**WORK TO DO**
Using the records below, locate all lines containing "LILLE" and return them.

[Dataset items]
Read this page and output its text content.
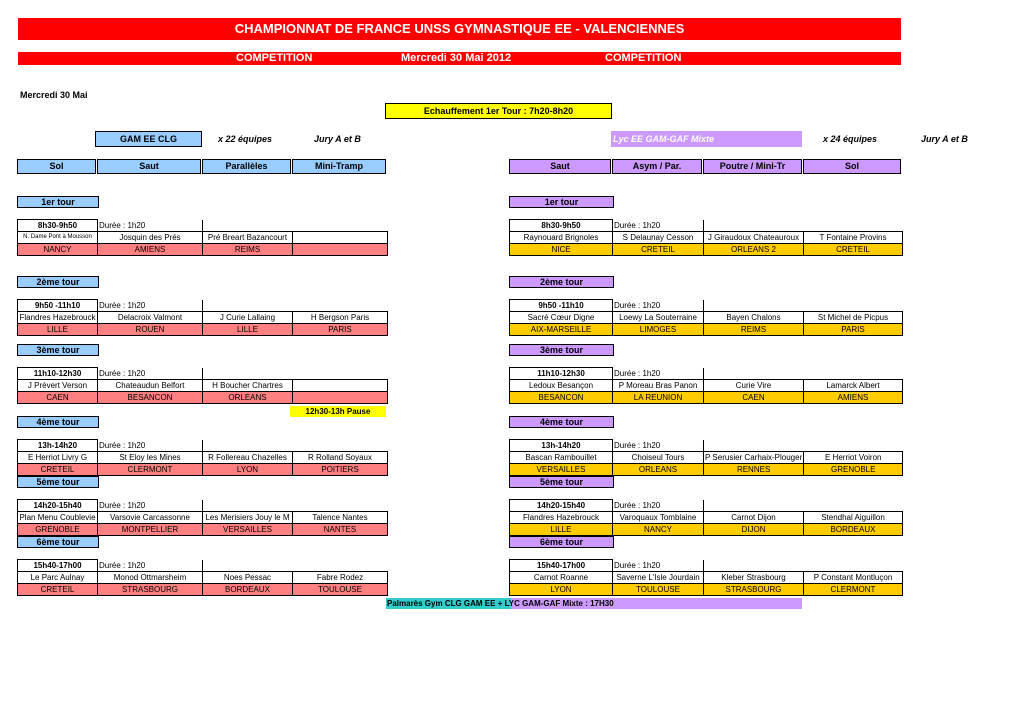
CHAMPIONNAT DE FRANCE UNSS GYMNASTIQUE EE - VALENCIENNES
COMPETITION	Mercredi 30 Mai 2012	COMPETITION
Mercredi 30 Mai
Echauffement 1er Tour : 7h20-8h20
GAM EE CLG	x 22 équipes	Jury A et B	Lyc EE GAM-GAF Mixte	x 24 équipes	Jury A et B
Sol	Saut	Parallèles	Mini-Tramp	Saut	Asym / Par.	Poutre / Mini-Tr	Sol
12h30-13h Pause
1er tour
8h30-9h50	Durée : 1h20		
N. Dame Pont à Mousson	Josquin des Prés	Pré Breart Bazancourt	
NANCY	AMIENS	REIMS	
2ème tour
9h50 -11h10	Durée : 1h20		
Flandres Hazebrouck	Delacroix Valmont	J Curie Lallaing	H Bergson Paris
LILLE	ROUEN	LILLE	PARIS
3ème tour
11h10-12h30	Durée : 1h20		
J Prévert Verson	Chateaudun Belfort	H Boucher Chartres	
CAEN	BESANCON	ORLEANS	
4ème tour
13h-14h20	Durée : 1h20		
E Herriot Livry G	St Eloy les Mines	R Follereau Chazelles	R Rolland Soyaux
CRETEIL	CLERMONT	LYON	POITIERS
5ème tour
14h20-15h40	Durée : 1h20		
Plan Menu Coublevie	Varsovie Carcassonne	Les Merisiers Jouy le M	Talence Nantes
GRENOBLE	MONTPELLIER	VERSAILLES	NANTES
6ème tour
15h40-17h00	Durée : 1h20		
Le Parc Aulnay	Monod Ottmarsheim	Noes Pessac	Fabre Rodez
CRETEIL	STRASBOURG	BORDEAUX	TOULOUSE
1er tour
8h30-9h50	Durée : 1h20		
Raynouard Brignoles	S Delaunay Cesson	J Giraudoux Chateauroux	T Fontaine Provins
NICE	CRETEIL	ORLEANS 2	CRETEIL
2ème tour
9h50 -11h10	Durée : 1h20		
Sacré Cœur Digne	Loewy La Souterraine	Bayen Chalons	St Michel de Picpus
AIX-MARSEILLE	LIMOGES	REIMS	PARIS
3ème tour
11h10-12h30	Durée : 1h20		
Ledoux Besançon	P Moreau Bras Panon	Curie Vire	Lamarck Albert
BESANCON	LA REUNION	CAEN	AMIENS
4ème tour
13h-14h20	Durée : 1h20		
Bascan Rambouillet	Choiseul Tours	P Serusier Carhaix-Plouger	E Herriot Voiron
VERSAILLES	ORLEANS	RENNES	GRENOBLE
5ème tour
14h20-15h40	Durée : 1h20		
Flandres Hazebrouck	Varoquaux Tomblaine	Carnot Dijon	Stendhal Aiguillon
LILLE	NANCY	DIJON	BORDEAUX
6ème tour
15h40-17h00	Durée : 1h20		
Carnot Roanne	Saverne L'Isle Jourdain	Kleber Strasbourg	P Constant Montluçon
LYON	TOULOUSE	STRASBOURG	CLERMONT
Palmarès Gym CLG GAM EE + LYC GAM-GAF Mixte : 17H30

...

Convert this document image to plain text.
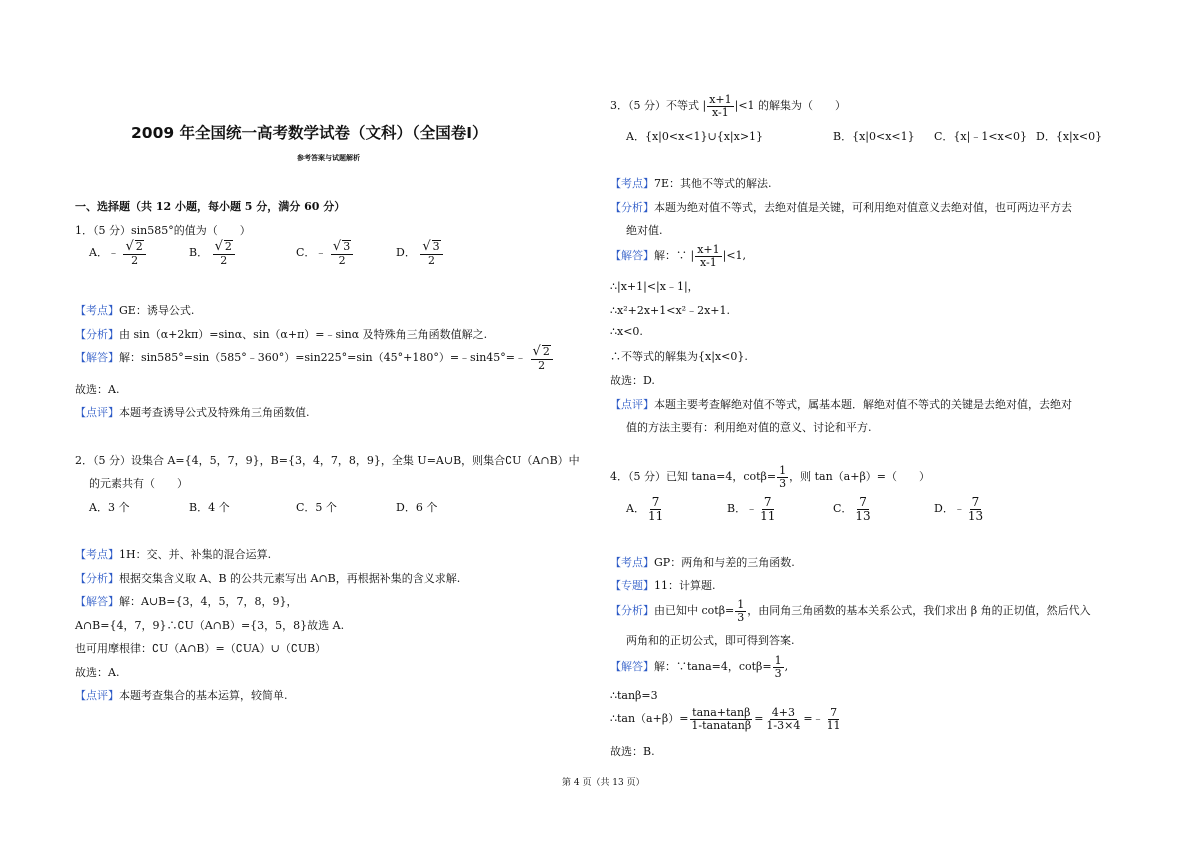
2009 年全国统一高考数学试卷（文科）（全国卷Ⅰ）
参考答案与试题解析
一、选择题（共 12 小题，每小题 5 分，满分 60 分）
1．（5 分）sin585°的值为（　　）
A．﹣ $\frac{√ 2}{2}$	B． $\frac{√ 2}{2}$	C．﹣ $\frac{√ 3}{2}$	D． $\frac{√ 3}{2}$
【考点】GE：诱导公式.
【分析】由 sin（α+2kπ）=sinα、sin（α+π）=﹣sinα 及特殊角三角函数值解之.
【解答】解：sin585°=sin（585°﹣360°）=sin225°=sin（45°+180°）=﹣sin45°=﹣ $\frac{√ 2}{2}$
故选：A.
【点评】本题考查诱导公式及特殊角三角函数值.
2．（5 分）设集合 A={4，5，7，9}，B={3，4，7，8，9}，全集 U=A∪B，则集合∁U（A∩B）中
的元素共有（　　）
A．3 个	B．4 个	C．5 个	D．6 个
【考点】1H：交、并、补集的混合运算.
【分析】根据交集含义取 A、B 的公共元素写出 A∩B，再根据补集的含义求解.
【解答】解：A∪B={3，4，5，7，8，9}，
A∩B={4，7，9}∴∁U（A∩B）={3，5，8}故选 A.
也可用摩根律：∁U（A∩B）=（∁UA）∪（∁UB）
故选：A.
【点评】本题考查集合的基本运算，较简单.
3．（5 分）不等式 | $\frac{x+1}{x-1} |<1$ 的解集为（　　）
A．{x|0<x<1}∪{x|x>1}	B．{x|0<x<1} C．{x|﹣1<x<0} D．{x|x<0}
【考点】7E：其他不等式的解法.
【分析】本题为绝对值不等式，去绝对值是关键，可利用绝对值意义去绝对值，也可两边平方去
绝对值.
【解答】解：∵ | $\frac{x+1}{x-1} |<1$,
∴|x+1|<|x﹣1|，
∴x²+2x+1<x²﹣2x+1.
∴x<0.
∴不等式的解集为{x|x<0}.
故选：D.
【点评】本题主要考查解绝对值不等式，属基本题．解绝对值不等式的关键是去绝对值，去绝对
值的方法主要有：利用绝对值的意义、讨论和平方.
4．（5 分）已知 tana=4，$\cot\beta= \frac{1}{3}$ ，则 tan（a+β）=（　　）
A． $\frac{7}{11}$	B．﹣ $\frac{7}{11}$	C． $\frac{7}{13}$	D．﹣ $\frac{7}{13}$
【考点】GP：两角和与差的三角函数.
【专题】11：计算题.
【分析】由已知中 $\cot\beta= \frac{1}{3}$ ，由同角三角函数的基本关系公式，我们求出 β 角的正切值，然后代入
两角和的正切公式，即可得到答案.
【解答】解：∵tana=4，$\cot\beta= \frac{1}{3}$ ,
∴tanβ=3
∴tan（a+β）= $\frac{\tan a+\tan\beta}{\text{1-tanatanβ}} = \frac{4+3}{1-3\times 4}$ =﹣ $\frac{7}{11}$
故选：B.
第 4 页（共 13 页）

**RESPONSE BELOW**
LILLE	ROUEN	LILLE	PARIS
LILLE	NANCY	DIJON	BORDEAUX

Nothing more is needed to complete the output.